[Challenge A]
Condense the paragraph in the forum thread that begins "I had cause to call Halo tech dept." into a shorter version that keeps its main facts.

[Selected extract]
◇ ◇ ◇ ◇

# Separation between ABS and can lights



## retire09 (Jan 6, 2011)

What is the minimum separation required between ABS pipe and recessed can lights?

I can't find anything about it.


----------



## JBI (Jan 6, 2011)

Manufacturers specifications, or listing information for the products.


----------



## globe trekker (Jan 7, 2011)

retire09,

Are the can lights rated for "in contact" ( IC ) or not?

.


----------



## Jobsaver (Jan 7, 2011)

Agree with JBI: Check listing for cans used. Typically, no clearance required for IC rated cans, 3" clearance for non-IC rated cans.


----------



## retire09 (Jan 7, 2011)

They are IC rated cans but IC rated or not, PEX is required to  be kept 12" away per specs and I can't find anything for ABS or PVC.


----------



## pyrguy (Jan 7, 2011)

IC cans are only for *I*nsulation *C*ontact. That means that the can can be buried in the blown attic insulation instead of having a box-out for the light can.


----------



## pyrguy (Jan 7, 2011)

IC cans are only for *I*nsulation *C*ontact. That means that the can can be buried in the blown attic insulation instead of having a box-out for the light can.


----------



## Jobsaver (Jan 7, 2011)

IC stands for Insulated Contact, which means the light fixture is designed to be in contact with combustible building materials. This includes contact with insulation, but is certainly not limited to contact with insulation.


----------



## TimNY (Jan 7, 2011)

Halo advertises them as "insulated ceiling"

The instructions say they are rated for contact with insulation.


----------



## JBI (Jan 7, 2011)

Agree on the Insulation Contact.


----------



## Jobsaver (Jan 7, 2011)

For example: http://www.bellacor.com/productdetail/70271.htm

This insulated contact, incandescent recessed housing is suited for remodeling applications. It features an integral flange and exclusive locking bars to permit quick mounting in 1/2” to 1 1/2” thick ceilings. The junction box has 1/2” pryouts and removable sides.

Or, for Halo Brand, http://www.homedepot.com/buy/lighting-fans/recessed-lighting/halo/6-in-dimmable-cfl-insulated-contact-airtite-remodel-housing-51311.html

Halo 6 in. Dimmable CFL Insulated Contact Air-Tite Remodel HousingModel # H273RICAT1D     Internet # 100646940


----------



## TimNY (Jan 8, 2011)

I think it may be a typo on the part of the business selling them.  I can say that the actual instructions from Halo say insulation contact.

As for the OP, I guess if the PVC isn't in "contact" with the light, I would be happy.


----------



## Jobsaver (Jan 8, 2011)

I had cause to call Halo tech dept. a couple of years ago to determine if it was okay to install IC cans in a 2x6 ceiling/floor system. In this installation the top of the cans were literally placed directly up against the plywood. I, too, could not find any mention in the instructions for clearances except specifically for insulation. Ultimately, after asking around a bit, I had sufficient uncertainty, so contacted the tech department. I was told by the tech that the cans may come into contact with any combustible building material normally found in construction.

Still, the ABS question in the OP is a good question because ABS has a low enough ignition point as to be banned altogether in many places.


----------



## TimNY (Jan 8, 2011)

◇ ◇ ◇ ◇

[Available records]
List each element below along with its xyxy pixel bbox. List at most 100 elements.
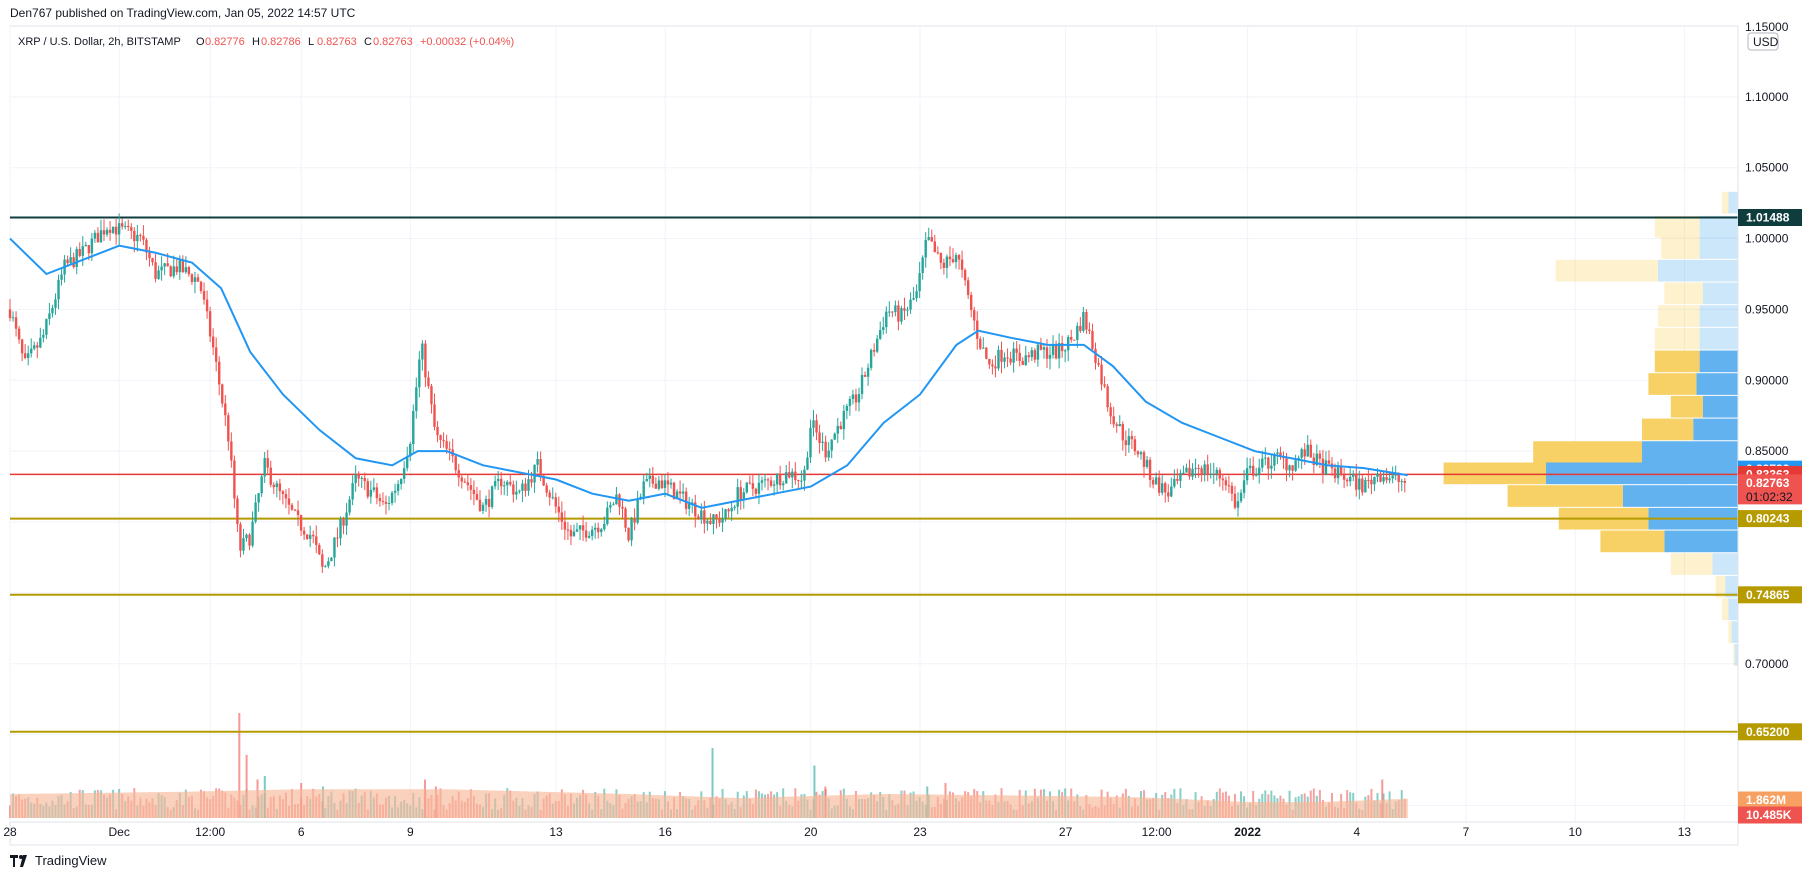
- candle-body: [748, 482, 752, 484]
- candle-body: [357, 474, 360, 479]
- candle-body: [318, 544, 321, 555]
- candle-body: [187, 267, 191, 275]
- candle-body: [263, 458, 266, 477]
- legend-h-value: 0.82786: [261, 36, 301, 48]
- candle-body: [1006, 357, 1009, 359]
- candle-body: [1100, 364, 1103, 385]
- candle-body: [96, 232, 100, 243]
- candle-body: [154, 262, 157, 279]
- candle-body: [569, 529, 573, 537]
- candle-body: [742, 492, 745, 500]
- time-axis[interactable]: 28 Dec 12:00 6 9 13 16 20 23 27 12:00 2022 4 7 10 13: [3, 821, 1738, 839]
- candle-body: [609, 504, 612, 508]
- volume-profile-down-bar: [1693, 418, 1738, 441]
- candle-body: [715, 514, 718, 519]
- candle-body: [430, 386, 433, 405]
- legend-symbol: XRP / U.S. Dollar, 2h, BITSTAMP: [18, 36, 181, 48]
- candle-body: [1239, 492, 1243, 502]
- candle-body: [1127, 436, 1131, 446]
- price-axis[interactable]: 1.10000 1.05000 1.00000 0.95000 0.90000 0.850…: [1737, 20, 1789, 845]
- candle-body: [393, 490, 397, 493]
- x-tick-label: 4: [1353, 825, 1360, 839]
- candle-body: [912, 298, 915, 300]
- candle-body: [736, 487, 739, 507]
- candle-body: [636, 498, 639, 523]
- candle-body: [778, 474, 782, 486]
- x-tick-label: 13: [549, 825, 563, 839]
- candle-body: [1224, 480, 1228, 486]
- candle-body: [933, 241, 936, 253]
- candle-body: [460, 477, 463, 482]
- candle-body: [1112, 416, 1115, 425]
- candle-body: [909, 299, 912, 310]
- candle-body: [1179, 473, 1182, 481]
- chart-grid: [9, 26, 1738, 822]
- candle-body: [69, 257, 72, 264]
- candle-body: [1309, 444, 1312, 458]
- candle-body: [845, 406, 849, 411]
- candle-body: [1321, 458, 1325, 475]
- candle-body: [117, 223, 121, 235]
- candle-body: [954, 255, 958, 263]
- candle-body: [942, 262, 946, 268]
- candle-body: [42, 334, 45, 338]
- candle-body: [278, 483, 282, 492]
- candle-body: [1051, 345, 1055, 355]
- candle-body: [1048, 354, 1052, 359]
- candle-body: [1015, 348, 1018, 353]
- candle-body: [906, 309, 909, 311]
- candle-body: [612, 504, 615, 506]
- candle-body: [415, 387, 418, 411]
- candle-body: [869, 349, 873, 368]
- candle-body: [1221, 478, 1225, 481]
- candle-body: [1339, 466, 1343, 476]
- candle-body: [1342, 475, 1346, 480]
- y-tick-label-top: 1.15000: [1745, 20, 1789, 34]
- candle-body: [806, 457, 809, 470]
- candle-body: [551, 497, 554, 499]
- candle-body: [1358, 478, 1361, 490]
- candle-body: [1306, 444, 1309, 457]
- legend-o-label: O: [196, 36, 205, 48]
- candle-body: [127, 225, 130, 228]
- candle-body: [20, 339, 24, 354]
- candle-body: [133, 230, 136, 242]
- candle-body: [1361, 478, 1364, 493]
- candle-body: [866, 367, 870, 377]
- candle-body: [772, 484, 776, 486]
- candle-body: [1285, 458, 1288, 471]
- candle-body: [794, 471, 797, 481]
- volume-profile-down-bar: [1702, 282, 1738, 305]
- candle-body: [1076, 325, 1079, 340]
- volume-profile-down-bar: [1712, 553, 1738, 575]
- candle-body: [1218, 469, 1222, 479]
- candle-body: [687, 503, 691, 509]
- level-badge-resistance-label: 1.01488: [1746, 210, 1790, 224]
- candle-body: [1191, 468, 1194, 477]
- volume-profile-up-bar: [1600, 530, 1665, 553]
- candle-body: [424, 343, 427, 378]
- candle-body: [836, 425, 839, 434]
- candle-body: [293, 509, 297, 511]
- x-tick-label: 13: [1678, 825, 1692, 839]
- candle-body: [1300, 449, 1303, 458]
- candle-body: [130, 227, 133, 231]
- legend-h-label: H: [252, 36, 260, 48]
- candle-body: [421, 343, 424, 360]
- candle-body: [1333, 468, 1337, 479]
- candle-body: [472, 489, 476, 495]
- legend-o-value: 0.82776: [205, 36, 245, 48]
- candle-body: [1400, 481, 1403, 483]
- candle-body: [157, 270, 160, 279]
- candle-body: [1139, 452, 1143, 455]
- volume-profile-down-bar: [1696, 373, 1738, 395]
- candle-body: [299, 515, 303, 531]
- candle-body: [1036, 344, 1040, 360]
- legend-change: +0.00032 (+0.04%): [420, 36, 514, 48]
- candle-body: [1042, 347, 1046, 350]
- tradingview-footer[interactable]: TradingView: [10, 853, 107, 868]
- candle-body: [675, 491, 679, 500]
- candle-body: [1206, 464, 1209, 475]
- volume-profile-up-bar: [1443, 462, 1546, 485]
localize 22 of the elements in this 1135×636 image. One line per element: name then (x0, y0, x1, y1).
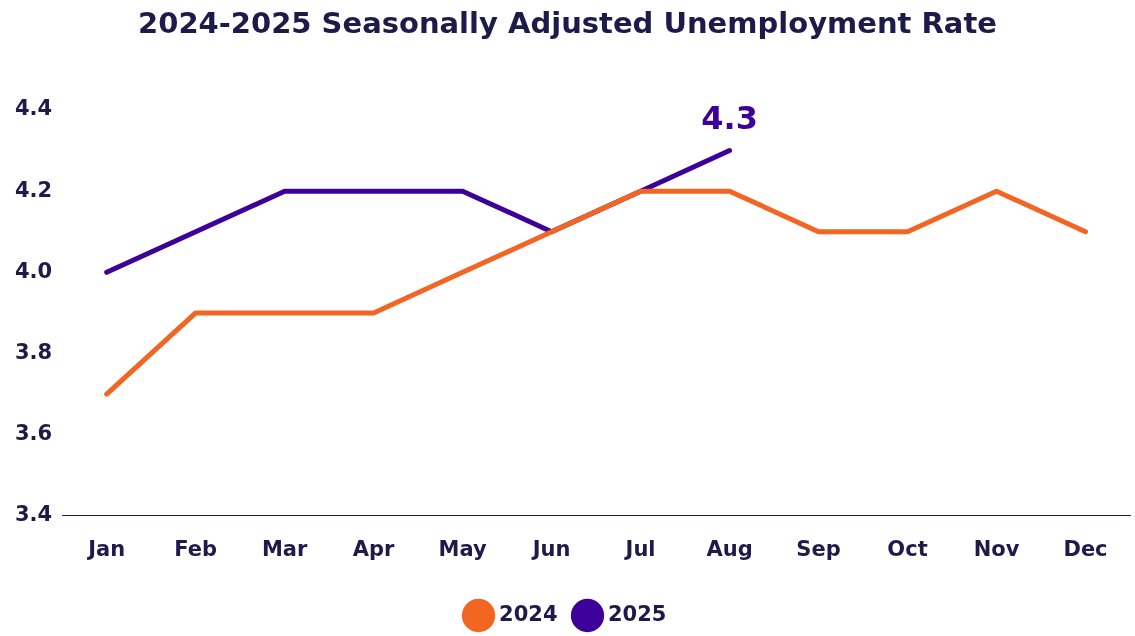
x-tick-label: Jul (623, 536, 656, 561)
y-tick-label: 4.4 (15, 96, 53, 121)
x-tick-label: Mar (261, 536, 309, 561)
x-tick-label: Aug (706, 536, 753, 561)
y-tick-label: 4.0 (15, 258, 53, 283)
legend-label: 2024 (499, 601, 558, 626)
x-tick-label: Jun (530, 536, 571, 561)
x-tick-label: Feb (174, 536, 218, 561)
x-tick-label: Apr (352, 536, 396, 561)
y-tick-label: 3.4 (15, 502, 53, 527)
y-tick-label: 3.6 (15, 421, 53, 446)
x-tick-label: Nov (973, 536, 1020, 561)
legend-label: 2025 (608, 601, 667, 626)
y-tick-label: 4.2 (15, 177, 53, 202)
x-tick-label: Oct (887, 536, 928, 561)
x-tick-label: Jan (86, 536, 126, 561)
annotation: 4.3 (701, 98, 758, 137)
chart-title: 2024-2025 Seasonally Adjusted Unemployment Rate (137, 6, 998, 40)
x-tick-label: May (438, 536, 487, 561)
y-tick-label: 3.8 (15, 339, 53, 364)
x-tick-label: Dec (1063, 536, 1108, 561)
x-tick-label: Sep (796, 536, 841, 561)
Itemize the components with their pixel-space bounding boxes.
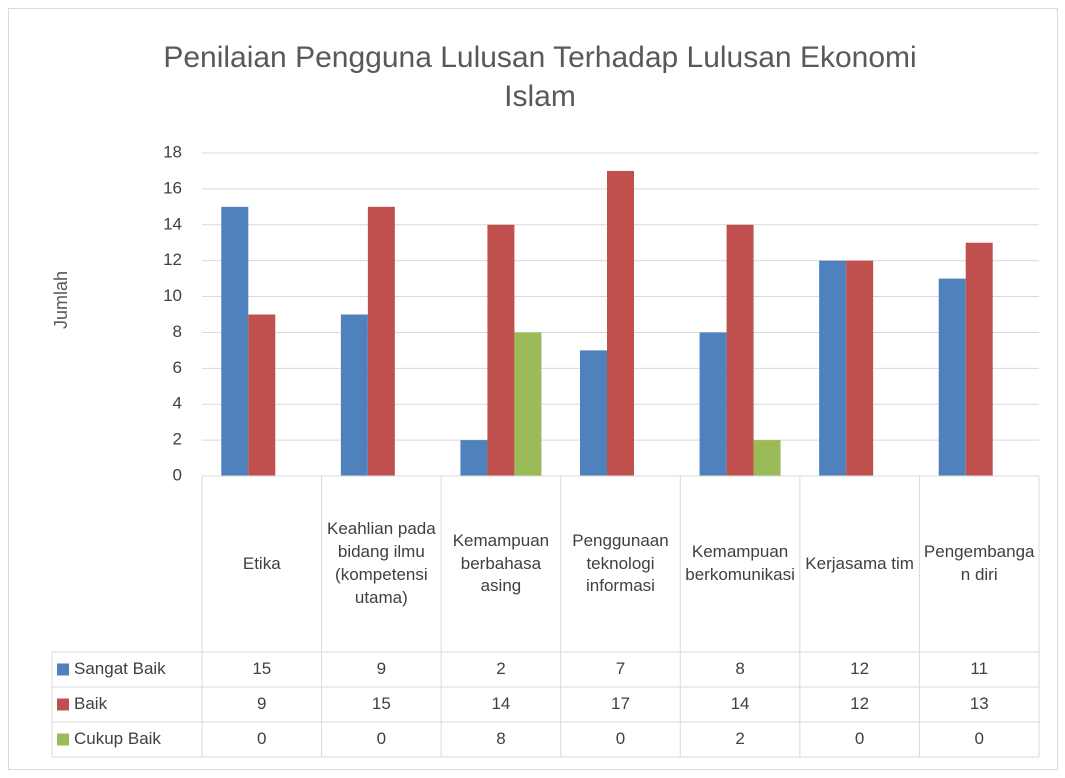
y-tick-label: 8 xyxy=(173,322,182,341)
table-value: 14 xyxy=(491,694,511,714)
table-value: 12 xyxy=(850,694,870,714)
bar xyxy=(819,260,847,476)
y-tick-label: 0 xyxy=(173,465,182,484)
table-value: 9 xyxy=(257,694,267,714)
table-value: 15 xyxy=(252,659,272,679)
table-value: 8 xyxy=(496,729,506,749)
y-tick-label: 4 xyxy=(173,394,182,413)
bar xyxy=(367,206,395,477)
bar xyxy=(753,440,781,476)
bar xyxy=(846,260,874,476)
category-label: Pengembangan diri xyxy=(923,542,1035,584)
table-value: 9 xyxy=(376,659,387,679)
category-label: Penggunaan teknologi informasi xyxy=(572,530,669,596)
table-value: 0 xyxy=(615,729,626,749)
table-value: 0 xyxy=(854,729,865,749)
y-axis-label: Jumlah xyxy=(51,271,71,329)
bar xyxy=(514,332,542,476)
table-value: 0 xyxy=(974,729,984,749)
category-label: Kemampuan berkomunikasi xyxy=(685,542,795,584)
y-tick-label: 6 xyxy=(173,358,182,377)
y-tick-label: 2 xyxy=(173,430,182,449)
bar xyxy=(580,350,607,476)
bar xyxy=(965,242,993,476)
bar xyxy=(221,206,249,477)
legend-key xyxy=(57,663,69,676)
bar xyxy=(726,224,754,476)
bar xyxy=(460,440,488,476)
table-value: 15 xyxy=(371,694,391,714)
bar xyxy=(699,332,727,476)
bar xyxy=(938,278,966,476)
legend-label: Baik xyxy=(74,694,108,714)
bar xyxy=(340,314,368,476)
table-value: 12 xyxy=(850,659,870,679)
chart-title: Penilaian Pengguna Lulusan Terhadap Lulu… xyxy=(163,41,917,113)
legend-key xyxy=(57,733,69,746)
y-tick-label: 12 xyxy=(163,250,182,269)
category-label: Kerjasama tim xyxy=(805,553,914,573)
table-value: 8 xyxy=(735,659,745,679)
bar xyxy=(248,314,276,476)
legend-key xyxy=(57,698,69,711)
category-label: Etika xyxy=(242,553,281,573)
table-value: 17 xyxy=(611,694,630,714)
y-tick-label: 14 xyxy=(163,214,182,233)
category-label: Kemampuan berbahasa asing xyxy=(452,530,550,596)
table-value: 14 xyxy=(730,694,750,714)
bar xyxy=(487,224,515,476)
table-value: 7 xyxy=(615,659,626,679)
legend-label: Sangat Baik xyxy=(74,659,166,679)
table-value: 11 xyxy=(970,659,989,679)
table-value: 2 xyxy=(496,659,506,679)
y-tick-label: 10 xyxy=(163,286,182,305)
legend-label: Cukup Baik xyxy=(74,729,161,749)
table-value: 2 xyxy=(735,729,745,749)
category-label: Keahlian pada bidang ilmu (kompetensi ut… xyxy=(326,519,436,607)
bar xyxy=(607,170,634,476)
table-value: 0 xyxy=(257,729,267,749)
table-value: 13 xyxy=(969,694,989,714)
table-value: 0 xyxy=(376,729,387,749)
y-tick-label: 16 xyxy=(163,178,182,197)
y-tick-label: 18 xyxy=(163,142,182,161)
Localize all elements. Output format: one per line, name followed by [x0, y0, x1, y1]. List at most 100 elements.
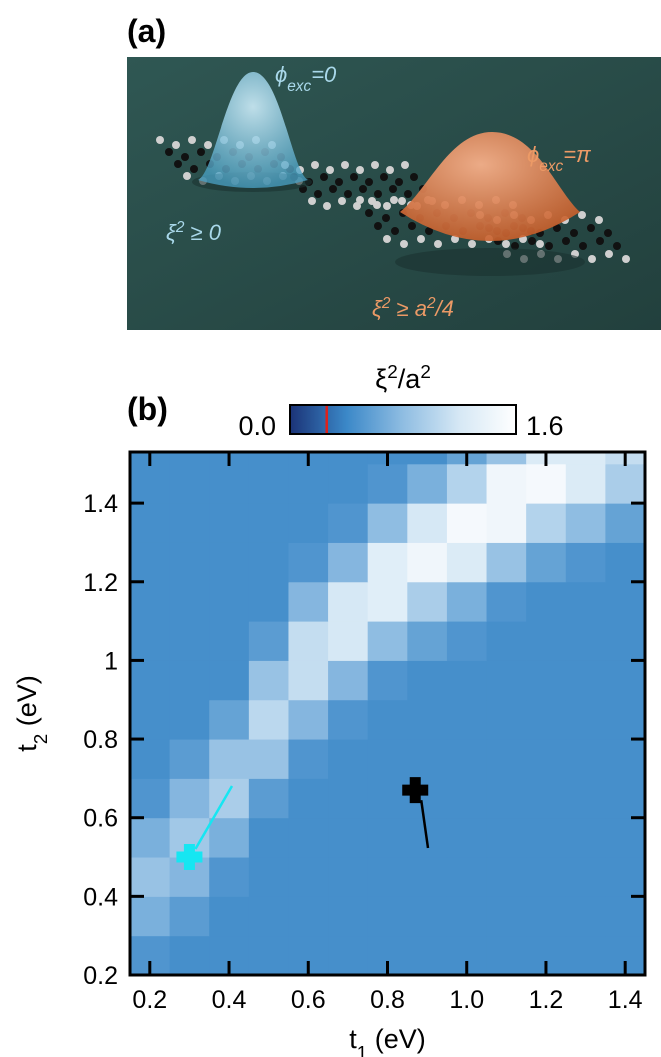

◇ ◇ ◇ ◇

[Challenge B]
In the entries, retype the lines from the line with "y-tick-label: 8 xyxy=(173,322,182,341)" up to and including the line with "legend-label: Sangat Baik".

[Finished answer A]
A couple of years ago, I called Halo's tech department to ask whether IC cans could go in a 2x6 ceiling/floor system with the can tops placed directly against the plywood. The instructions mentioned clearances only for insulation, and asking around left me uncertain. The tech said the cans may contact any combustible building material normally found in construction.

[Finished answer B]
y-tick-label: 8 xyxy=(173,322,182,341)
table-value: 14 xyxy=(491,694,511,714)
table-value: 12 xyxy=(850,694,870,714)
bar xyxy=(819,260,847,476)
y-tick-label: 0 xyxy=(173,465,182,484)
table-value: 9 xyxy=(257,694,267,714)
table-value: 15 xyxy=(252,659,272,679)
table-value: 8 xyxy=(496,729,506,749)
y-tick-label: 4 xyxy=(173,394,182,413)
bar xyxy=(367,206,395,477)
bar xyxy=(753,440,781,476)
bar xyxy=(846,260,874,476)
category-label: Pengembangan diri xyxy=(923,542,1035,584)
table-value: 9 xyxy=(376,659,387,679)
category-label: Penggunaan teknologi informasi xyxy=(572,530,669,596)
table-value: 0 xyxy=(615,729,626,749)
table-value: 0 xyxy=(854,729,865,749)
y-axis-label: Jumlah xyxy=(51,271,71,329)
bar xyxy=(514,332,542,476)
table-value: 0 xyxy=(974,729,984,749)
category-label: Kemampuan berkomunikasi xyxy=(685,542,795,584)
y-tick-label: 6 xyxy=(173,358,182,377)
y-tick-label: 2 xyxy=(173,430,182,449)
bar xyxy=(580,350,607,476)
bar xyxy=(965,242,993,476)
bar xyxy=(221,206,249,477)
legend-key xyxy=(57,663,69,676)
bar xyxy=(726,224,754,476)
bar xyxy=(460,440,488,476)
table-value: 15 xyxy=(371,694,391,714)
bar xyxy=(699,332,727,476)
bar xyxy=(938,278,966,476)
legend-label: Baik xyxy=(74,694,108,714)
bar xyxy=(340,314,368,476)
table-value: 12 xyxy=(850,659,870,679)
chart-title: Penilaian Pengguna Lulusan Terhadap Lulu… xyxy=(163,41,917,113)
legend-key xyxy=(57,733,69,746)
y-tick-label: 12 xyxy=(163,250,182,269)
category-label: Kerjasama tim xyxy=(805,553,914,573)
table-value: 8 xyxy=(735,659,745,679)
bar xyxy=(248,314,276,476)
legend-key xyxy=(57,698,69,711)
category-label: Etika xyxy=(242,553,281,573)
table-value: 17 xyxy=(611,694,630,714)
y-tick-label: 14 xyxy=(163,214,182,233)
category-label: Kemampuan berbahasa asing xyxy=(452,530,550,596)
table-value: 14 xyxy=(730,694,750,714)
bar xyxy=(487,224,515,476)
table-value: 7 xyxy=(615,659,626,679)
legend-label: Sangat Baik xyxy=(74,659,166,679)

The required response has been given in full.